» **Exercise task**
Return the lines starting at the one containing "- run-button[interactable]: Run: [28, 84, 95, 116]" and ending at the one containing "- sql-keyword: FROM: [64, 214, 105, 235]", copied exactly, with nothing else.

(Image-based layout entries)
# # # # # # #

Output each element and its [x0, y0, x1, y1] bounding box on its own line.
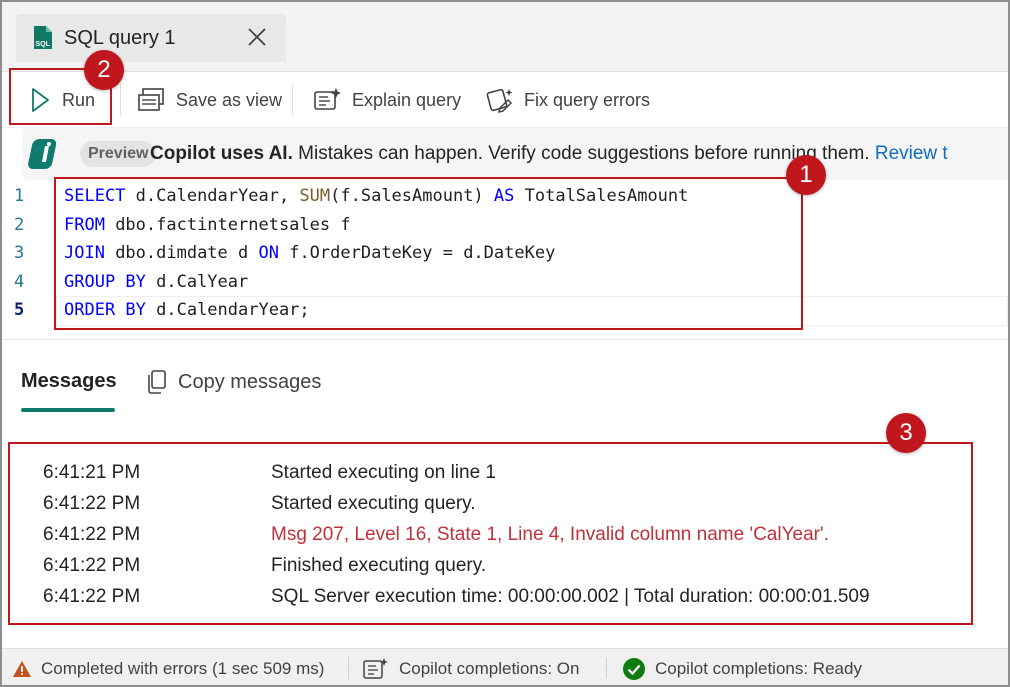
- run-button[interactable]: Run: [28, 84, 95, 116]
- toolbar-divider: [120, 84, 121, 116]
- sql-token: f.OrderDateKey = d.DateKey: [278, 243, 556, 264]
- code-line[interactable]: 5 ORDER BY d.CalendarYear;: [2, 296, 1008, 325]
- sql-keyword: FROM: [64, 214, 105, 235]
- banner-body-text: Mistakes can happen. Verify code suggest…: [292, 143, 875, 164]
- fix-query-errors-label: Fix query errors: [524, 89, 651, 110]
- code-text: GROUP BY d.CalYear: [64, 268, 248, 297]
- active-tab-indicator: [21, 408, 115, 412]
- copilot-ready-text: Copilot completions: Ready: [655, 659, 862, 678]
- code-text: FROM dbo.factinternetsales f: [64, 211, 351, 240]
- message-text: SQL Server execution time: 00:00:00.002 …: [271, 586, 870, 607]
- code-line[interactable]: 1 SELECT d.CalendarYear, SUM(f.SalesAmoun…: [2, 182, 1008, 211]
- code-line[interactable]: 4 GROUP BY d.CalYear: [2, 268, 1008, 297]
- copy-messages-button[interactable]: Copy messages: [146, 369, 321, 395]
- sql-token: dbo.dimdate d: [104, 243, 259, 264]
- sql-token: TotalSalesAmount: [514, 186, 689, 206]
- message-time: 6:41:22 PM: [43, 493, 141, 514]
- sql-keyword: SELECT: [64, 186, 126, 206]
- message-text: Started executing query.: [271, 493, 476, 514]
- sql-keyword: ORDER BY: [64, 300, 146, 321]
- warning-icon: [13, 661, 31, 677]
- status-divider: [348, 657, 349, 679]
- code-line[interactable]: 3 JOIN dbo.dimdate d ON f.OrderDateKey = …: [2, 239, 1008, 268]
- copilot-completions-icon: [363, 658, 388, 679]
- message-text: Started executing on line 1: [271, 462, 496, 483]
- callout-number-1: 1: [786, 155, 826, 195]
- explain-query-button[interactable]: Explain query: [312, 84, 461, 116]
- sql-editor[interactable]: 1 SELECT d.CalendarYear, SUM(f.SalesAmoun…: [2, 180, 1008, 340]
- sql-keyword: ON: [258, 243, 279, 264]
- line-number: 1: [14, 186, 25, 206]
- message-row: 6:41:22 PM SQL Server execution time: 00:…: [10, 583, 972, 611]
- check-circle-icon: [623, 658, 645, 680]
- status-copilot-ready[interactable]: Copilot completions: Ready: [622, 657, 862, 681]
- message-row: 6:41:22 PM Msg 207, Level 16, State 1, Li…: [10, 521, 972, 549]
- callout-number-3: 3: [886, 413, 926, 453]
- fix-query-errors-button[interactable]: Fix query errors: [486, 84, 650, 116]
- banner-message: Copilot uses AI. Mistakes can happen. Ve…: [150, 143, 948, 165]
- status-errors-text: Completed with errors (1 sec 509 ms): [41, 659, 325, 678]
- message-text: Finished executing query.: [271, 555, 487, 576]
- code-text: JOIN dbo.dimdate d ON f.OrderDateKey = d…: [64, 239, 555, 268]
- play-icon: [32, 88, 49, 112]
- message-row: 6:41:22 PM Started executing query.: [10, 490, 972, 518]
- code-text: SELECT d.CalendarYear, SUM(f.SalesAmount…: [64, 182, 688, 211]
- close-icon[interactable]: [246, 26, 268, 48]
- callout-number-2: 2: [84, 50, 124, 90]
- preview-badge: Preview: [80, 141, 157, 167]
- message-row: 6:41:21 PM Started executing on line 1: [10, 459, 972, 487]
- review-link[interactable]: Review t: [875, 143, 948, 164]
- copilot-preview-banner: Preview Copilot uses AI. Mistakes can ha…: [22, 128, 1010, 180]
- status-errors[interactable]: Completed with errors (1 sec 509 ms): [12, 657, 324, 681]
- copilot-logo-icon: [28, 139, 57, 169]
- run-label: Run: [62, 89, 96, 110]
- tab-messages[interactable]: Messages: [21, 370, 117, 393]
- save-as-view-button[interactable]: Save as view: [136, 84, 282, 116]
- tab-bar: SQL SQL query 1: [2, 2, 1008, 72]
- error-message-text: Msg 207, Level 16, State 1, Line 4, Inva…: [271, 524, 829, 545]
- copy-messages-label: Copy messages: [178, 370, 322, 393]
- sql-token: dbo.factinternetsales f: [104, 214, 351, 235]
- tab-title: SQL query 1: [64, 27, 176, 49]
- status-bar: Completed with errors (1 sec 509 ms) Cop…: [2, 648, 1008, 685]
- sql-function: SUM: [299, 186, 331, 206]
- sql-token: d.CalendarYear,: [125, 186, 300, 206]
- line-number: 2: [14, 214, 25, 235]
- sql-keyword: AS: [493, 186, 515, 206]
- message-time: 6:41:22 PM: [43, 555, 141, 576]
- results-tabs: Messages Copy messages: [2, 342, 1008, 432]
- query-toolbar: Run Save as view Explain query Fix query…: [2, 72, 1008, 128]
- svg-text:SQL: SQL: [36, 41, 51, 48]
- status-copilot-completions[interactable]: Copilot completions: On: [362, 657, 579, 681]
- copy-icon: [148, 370, 166, 394]
- status-divider: [606, 657, 607, 679]
- sql-keyword: JOIN: [64, 243, 105, 264]
- toolbar-divider: [292, 84, 293, 116]
- copilot-completions-text: Copilot completions: On: [399, 659, 580, 678]
- fix-errors-icon: [486, 88, 513, 114]
- explain-query-label: Explain query: [352, 89, 462, 110]
- save-view-icon: [138, 88, 164, 111]
- code-line[interactable]: 2 FROM dbo.factinternetsales f: [2, 211, 1008, 240]
- line-number: 4: [14, 271, 25, 292]
- sql-file-icon: SQL: [34, 26, 52, 49]
- explain-sparkle-icon: [314, 88, 341, 110]
- message-row: 6:41:22 PM Finished executing query.: [10, 552, 972, 580]
- message-time: 6:41:21 PM: [43, 462, 141, 483]
- banner-bold-text: Copilot uses AI.: [150, 143, 293, 164]
- sql-token: d.CalendarYear;: [145, 300, 310, 321]
- sql-token: (f.SalesAmount): [330, 186, 494, 206]
- line-number: 3: [14, 243, 25, 264]
- message-time: 6:41:22 PM: [43, 524, 141, 545]
- save-as-view-label: Save as view: [176, 89, 283, 110]
- sql-keyword: GROUP BY: [64, 271, 146, 292]
- tab-sql-query[interactable]: SQL SQL query 1: [16, 14, 286, 62]
- code-text: ORDER BY d.CalendarYear;: [64, 296, 310, 325]
- message-time: 6:41:22 PM: [43, 586, 141, 607]
- line-number: 5: [14, 300, 25, 321]
- sql-token: d.CalYear: [145, 271, 249, 292]
- messages-list: 6:41:21 PM Started executing on line 1 6:4…: [10, 445, 972, 623]
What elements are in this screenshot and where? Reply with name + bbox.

# # # # # # #

» **Correct answer**
- run-button[interactable]: Run: [28, 84, 95, 116]
- toolbar-divider: [120, 84, 121, 116]
- sql-token: f.OrderDateKey = d.DateKey: [278, 243, 556, 264]
- code-line[interactable]: 5 ORDER BY d.CalendarYear;: [2, 296, 1008, 325]
- sql-keyword: FROM: [64, 214, 105, 235]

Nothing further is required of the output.